» Aim: Answer with nothing except the number of lines that contain the word "Predicted".

» Records shown:
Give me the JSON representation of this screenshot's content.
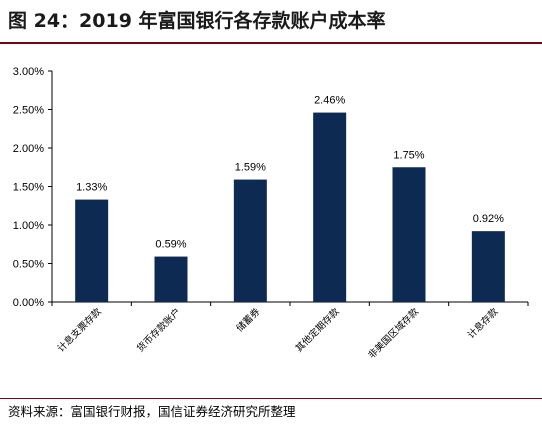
{
  "title": "图 24：2019 年富国银行各存款账户成本率",
  "source": "资料来源：富国银行财报，国信证券经济研究所整理",
  "colors": {
    "bar": "#0d2a52",
    "accent": "#7a0019",
    "axis": "#000000"
  },
  "chart_data": {
    "type": "bar",
    "categories": [
      "计息支票存款",
      "货币存款账户",
      "储蓄券",
      "其他定期存款",
      "非美国区域存款",
      "计息存款"
    ],
    "values": [
      1.33,
      0.59,
      1.59,
      2.46,
      1.75,
      0.92
    ],
    "value_labels": [
      "1.33%",
      "0.59%",
      "1.59%",
      "2.46%",
      "1.75%",
      "0.92%"
    ],
    "y_ticks": [
      0,
      0.5,
      1.0,
      1.5,
      2.0,
      2.5,
      3.0
    ],
    "y_tick_labels": [
      "0.00%",
      "0.50%",
      "1.00%",
      "1.50%",
      "2.00%",
      "2.50%",
      "3.00%"
    ],
    "ylim": [
      0,
      3.0
    ],
    "grid": false,
    "legend": "none"
  }
}
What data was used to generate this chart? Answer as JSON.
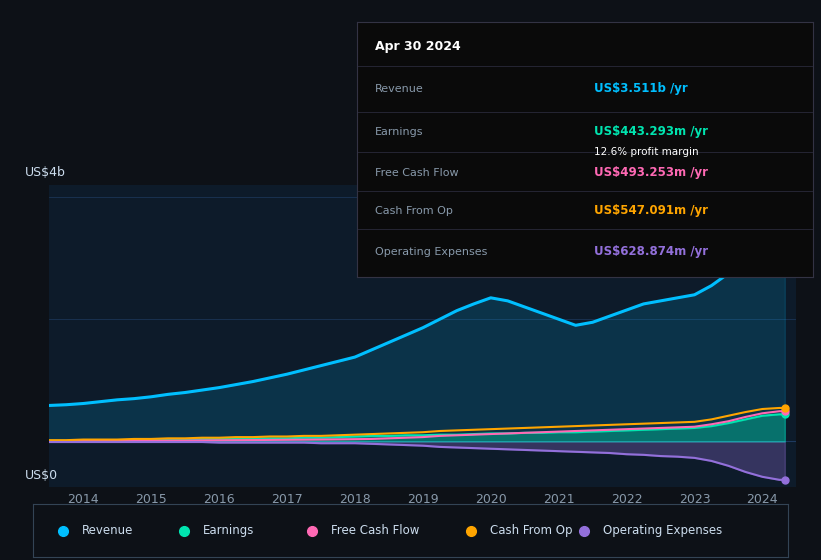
{
  "bg_color": "#0d1117",
  "plot_bg_color": "#0d1b2a",
  "years": [
    2013.33,
    2013.75,
    2014.0,
    2014.25,
    2014.5,
    2014.75,
    2015.0,
    2015.25,
    2015.5,
    2015.75,
    2016.0,
    2016.25,
    2016.5,
    2016.75,
    2017.0,
    2017.25,
    2017.5,
    2017.75,
    2018.0,
    2018.25,
    2018.5,
    2018.75,
    2019.0,
    2019.25,
    2019.5,
    2019.75,
    2020.0,
    2020.25,
    2020.5,
    2020.75,
    2021.0,
    2021.25,
    2021.5,
    2021.75,
    2022.0,
    2022.25,
    2022.5,
    2022.75,
    2023.0,
    2023.25,
    2023.5,
    2023.75,
    2024.0,
    2024.25,
    2024.33
  ],
  "revenue": [
    0.58,
    0.6,
    0.62,
    0.65,
    0.68,
    0.7,
    0.73,
    0.77,
    0.8,
    0.84,
    0.88,
    0.93,
    0.98,
    1.04,
    1.1,
    1.17,
    1.24,
    1.31,
    1.38,
    1.5,
    1.62,
    1.74,
    1.86,
    2.0,
    2.14,
    2.25,
    2.35,
    2.3,
    2.2,
    2.1,
    2.0,
    1.9,
    1.95,
    2.05,
    2.15,
    2.25,
    2.3,
    2.35,
    2.4,
    2.55,
    2.75,
    3.0,
    3.3,
    3.511,
    3.511
  ],
  "earnings": [
    0.01,
    0.01,
    0.02,
    0.02,
    0.02,
    0.02,
    0.03,
    0.03,
    0.03,
    0.04,
    0.04,
    0.04,
    0.05,
    0.05,
    0.05,
    0.06,
    0.06,
    0.07,
    0.08,
    0.09,
    0.09,
    0.1,
    0.1,
    0.11,
    0.11,
    0.12,
    0.13,
    0.13,
    0.14,
    0.14,
    0.15,
    0.15,
    0.16,
    0.17,
    0.18,
    0.19,
    0.2,
    0.21,
    0.22,
    0.25,
    0.3,
    0.36,
    0.42,
    0.4433,
    0.4433
  ],
  "free_cash_flow": [
    0.005,
    0.006,
    0.007,
    0.008,
    0.009,
    0.01,
    0.012,
    0.013,
    0.014,
    0.016,
    0.018,
    0.02,
    0.022,
    0.024,
    0.026,
    0.028,
    0.03,
    0.033,
    0.036,
    0.04,
    0.05,
    0.06,
    0.07,
    0.09,
    0.1,
    0.11,
    0.12,
    0.13,
    0.14,
    0.15,
    0.16,
    0.17,
    0.18,
    0.19,
    0.2,
    0.21,
    0.22,
    0.23,
    0.24,
    0.28,
    0.33,
    0.4,
    0.46,
    0.4933,
    0.4933
  ],
  "cash_from_op": [
    0.02,
    0.02,
    0.03,
    0.03,
    0.03,
    0.04,
    0.04,
    0.05,
    0.05,
    0.06,
    0.06,
    0.07,
    0.07,
    0.08,
    0.08,
    0.09,
    0.09,
    0.1,
    0.11,
    0.12,
    0.13,
    0.14,
    0.15,
    0.17,
    0.18,
    0.19,
    0.2,
    0.21,
    0.22,
    0.23,
    0.24,
    0.25,
    0.26,
    0.27,
    0.28,
    0.29,
    0.3,
    0.31,
    0.32,
    0.36,
    0.42,
    0.48,
    0.53,
    0.5471,
    0.5471
  ],
  "op_expenses": [
    -0.01,
    -0.01,
    -0.01,
    -0.01,
    -0.01,
    -0.01,
    -0.01,
    -0.01,
    -0.01,
    -0.01,
    -0.02,
    -0.02,
    -0.02,
    -0.02,
    -0.02,
    -0.02,
    -0.03,
    -0.03,
    -0.03,
    -0.04,
    -0.05,
    -0.06,
    -0.07,
    -0.09,
    -0.1,
    -0.11,
    -0.12,
    -0.13,
    -0.14,
    -0.15,
    -0.16,
    -0.17,
    -0.18,
    -0.19,
    -0.21,
    -0.22,
    -0.24,
    -0.25,
    -0.27,
    -0.32,
    -0.4,
    -0.5,
    -0.58,
    -0.6289,
    -0.6289
  ],
  "revenue_color": "#00bfff",
  "earnings_color": "#00e5b0",
  "fcf_color": "#ff69b4",
  "cashop_color": "#ffa500",
  "opex_color": "#9370db",
  "grid_color": "#1e3a5f",
  "text_color": "#8899aa",
  "label_color": "#ccddee",
  "tooltip_bg": "#0a0a0a",
  "tooltip_border": "#333344",
  "xlim": [
    2013.5,
    2024.5
  ],
  "ylim": [
    -0.75,
    4.2
  ],
  "y_label": "US$4b",
  "y_zero_label": "US$0",
  "xticks": [
    2014,
    2015,
    2016,
    2017,
    2018,
    2019,
    2020,
    2021,
    2022,
    2023,
    2024
  ],
  "tooltip": {
    "date": "Apr 30 2024",
    "revenue_val": "US$3.511b /yr",
    "earnings_val": "US$443.293m /yr",
    "profit_margin": "12.6% profit margin",
    "fcf_val": "US$493.253m /yr",
    "cashop_val": "US$547.091m /yr",
    "opex_val": "US$628.874m /yr"
  },
  "legend": [
    {
      "label": "Revenue",
      "color": "#00bfff"
    },
    {
      "label": "Earnings",
      "color": "#00e5b0"
    },
    {
      "label": "Free Cash Flow",
      "color": "#ff69b4"
    },
    {
      "label": "Cash From Op",
      "color": "#ffa500"
    },
    {
      "label": "Operating Expenses",
      "color": "#9370db"
    }
  ]
}
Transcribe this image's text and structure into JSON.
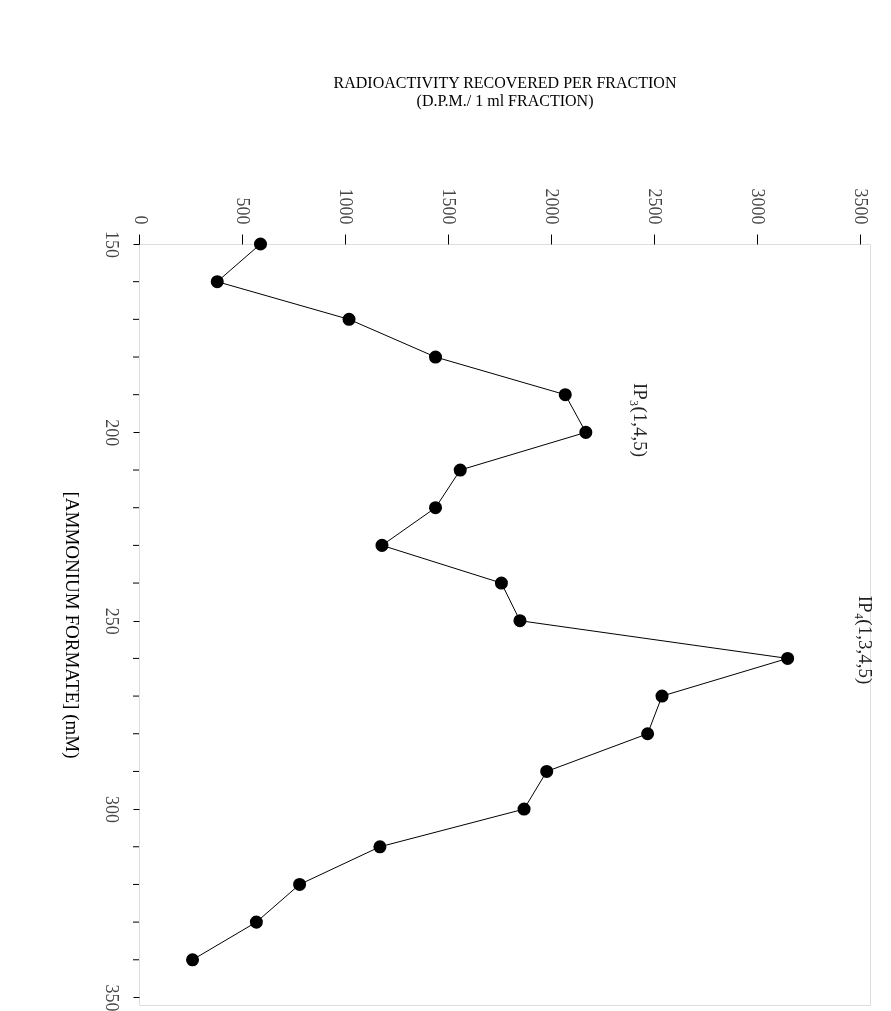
{
  "chart_data": {
    "type": "line",
    "xlabel": "RADIOACTIVITY RECOVERED PER FRACTION\n(D.P.M./ 1 ml FRACTION)",
    "ylabel": "[AMMONIUM FORMATE] (mM)",
    "series": [
      {
        "color": "#000000",
        "x": [
          590,
          380,
          1020,
          1440,
          2070,
          2170,
          1560,
          1440,
          1180,
          1760,
          1850,
          3150,
          2540,
          2470,
          1980,
          1870,
          1170,
          780,
          570,
          260
        ],
        "values": [
          150,
          160,
          170,
          180,
          190,
          200,
          210,
          220,
          230,
          240,
          250,
          260,
          270,
          280,
          290,
          300,
          310,
          320,
          330,
          340
        ]
      }
    ],
    "xlim": [
      0,
      3550
    ],
    "xticks": [
      0,
      500,
      1000,
      1500,
      2000,
      2500,
      3000,
      3500
    ],
    "ylim": [
      352,
      150
    ],
    "yticks": [
      150,
      {
        "value": 160,
        "label": null
      },
      {
        "value": 170,
        "label": null
      },
      {
        "value": 180,
        "label": null
      },
      {
        "value": 190,
        "label": null
      },
      200,
      {
        "value": 210,
        "label": null
      },
      {
        "value": 220,
        "label": null
      },
      {
        "value": 230,
        "label": null
      },
      {
        "value": 240,
        "label": null
      },
      250,
      {
        "value": 260,
        "label": null
      },
      {
        "value": 270,
        "label": null
      },
      {
        "value": 280,
        "label": null
      },
      {
        "value": 290,
        "label": null
      },
      300,
      {
        "value": 310,
        "label": null
      },
      {
        "value": 320,
        "label": null
      },
      {
        "value": 330,
        "label": null
      },
      {
        "value": 340,
        "label": null
      },
      350
    ],
    "annotations": [
      "IP₃(1,4,5)",
      "IP₄(1,3,4,5)"
    ],
    "marker": "circle",
    "line_style": "solid",
    "grid": false,
    "legend": false
  }
}
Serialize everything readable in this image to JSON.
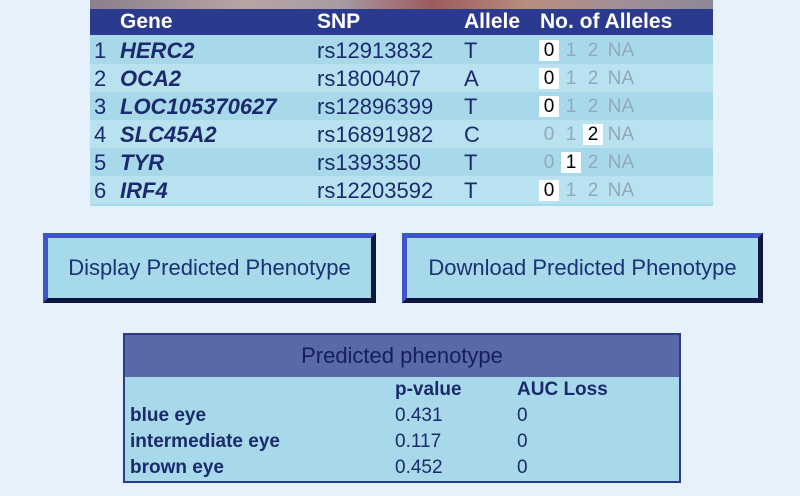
{
  "snp_table": {
    "headers": {
      "gene": "Gene",
      "snp": "SNP",
      "allele": "Allele",
      "count": "No. of Alleles"
    },
    "count_options": [
      "0",
      "1",
      "2",
      "NA"
    ],
    "rows": [
      {
        "num": "1",
        "gene": "HERC2",
        "snp": "rs12913832",
        "allele": "T",
        "selected": "0"
      },
      {
        "num": "2",
        "gene": "OCA2",
        "snp": "rs1800407",
        "allele": "A",
        "selected": "0"
      },
      {
        "num": "3",
        "gene": "LOC105370627",
        "snp": "rs12896399",
        "allele": "T",
        "selected": "0"
      },
      {
        "num": "4",
        "gene": "SLC45A2",
        "snp": "rs16891982",
        "allele": "C",
        "selected": "2"
      },
      {
        "num": "5",
        "gene": "TYR",
        "snp": "rs1393350",
        "allele": "T",
        "selected": "1"
      },
      {
        "num": "6",
        "gene": "IRF4",
        "snp": "rs12203592",
        "allele": "T",
        "selected": "0"
      }
    ]
  },
  "buttons": {
    "display_label": "Display Predicted Phenotype",
    "download_label": "Download Predicted Phenotype"
  },
  "phenotype": {
    "title": "Predicted phenotype",
    "col_pvalue": "p-value",
    "col_auc": "AUC Loss",
    "rows": [
      {
        "label": "blue eye",
        "pvalue": "0.431",
        "auc": "0"
      },
      {
        "label": "intermediate eye",
        "pvalue": "0.117",
        "auc": "0"
      },
      {
        "label": "brown eye",
        "pvalue": "0.452",
        "auc": "0"
      }
    ]
  }
}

» Response: 3